(Stored dataset items)

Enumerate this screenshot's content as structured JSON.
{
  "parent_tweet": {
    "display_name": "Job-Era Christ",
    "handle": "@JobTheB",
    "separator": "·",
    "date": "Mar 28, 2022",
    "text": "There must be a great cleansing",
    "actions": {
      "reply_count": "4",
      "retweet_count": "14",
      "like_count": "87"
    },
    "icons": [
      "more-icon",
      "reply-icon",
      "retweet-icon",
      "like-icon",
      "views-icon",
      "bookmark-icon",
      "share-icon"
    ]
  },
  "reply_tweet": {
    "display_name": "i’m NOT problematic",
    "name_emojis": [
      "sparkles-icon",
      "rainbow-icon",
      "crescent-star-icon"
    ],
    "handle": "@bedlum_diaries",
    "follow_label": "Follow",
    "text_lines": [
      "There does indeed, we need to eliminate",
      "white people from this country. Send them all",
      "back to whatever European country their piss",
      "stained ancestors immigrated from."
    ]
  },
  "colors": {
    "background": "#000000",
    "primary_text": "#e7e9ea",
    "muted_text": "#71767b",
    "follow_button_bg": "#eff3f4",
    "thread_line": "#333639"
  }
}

• _Job_:
Retype the material above, line by line, exactly.

• _Output for this exercise_:
Enumerate this screenshot's content as structured JSON.
{
  "parent_tweet": {
    "display_name": "Job-Era Christ",
    "handle": "@JobTheB",
    "separator": "·",
    "date": "Mar 28, 2022",
    "text": "There must be a great cleansing",
    "actions": {
      "reply_count": "4",
      "retweet_count": "14",
      "like_count": "87"
    },
    "icons": [
      "more-icon",
      "reply-icon",
      "retweet-icon",
      "like-icon",
      "views-icon",
      "bookmark-icon",
      "share-icon"
    ]
  },
  "reply_tweet": {
    "display_name": "i’m NOT problematic",
    "name_emojis": [
      "sparkles-icon",
      "rainbow-icon",
      "crescent-star-icon"
    ],
    "handle": "@bedlum_diaries",
    "follow_label": "Follow",
    "text_lines": [
      "There does indeed, we need to eliminate",
      "white people from this country. Send them all",
      "back to whatever European country their piss",
      "stained ancestors immigrated from."
    ]
  },
  "colors": {
    "background": "#000000",
    "primary_text": "#e7e9ea",
    "muted_text": "#71767b",
    "follow_button_bg": "#eff3f4",
    "thread_line": "#333639"
  }
}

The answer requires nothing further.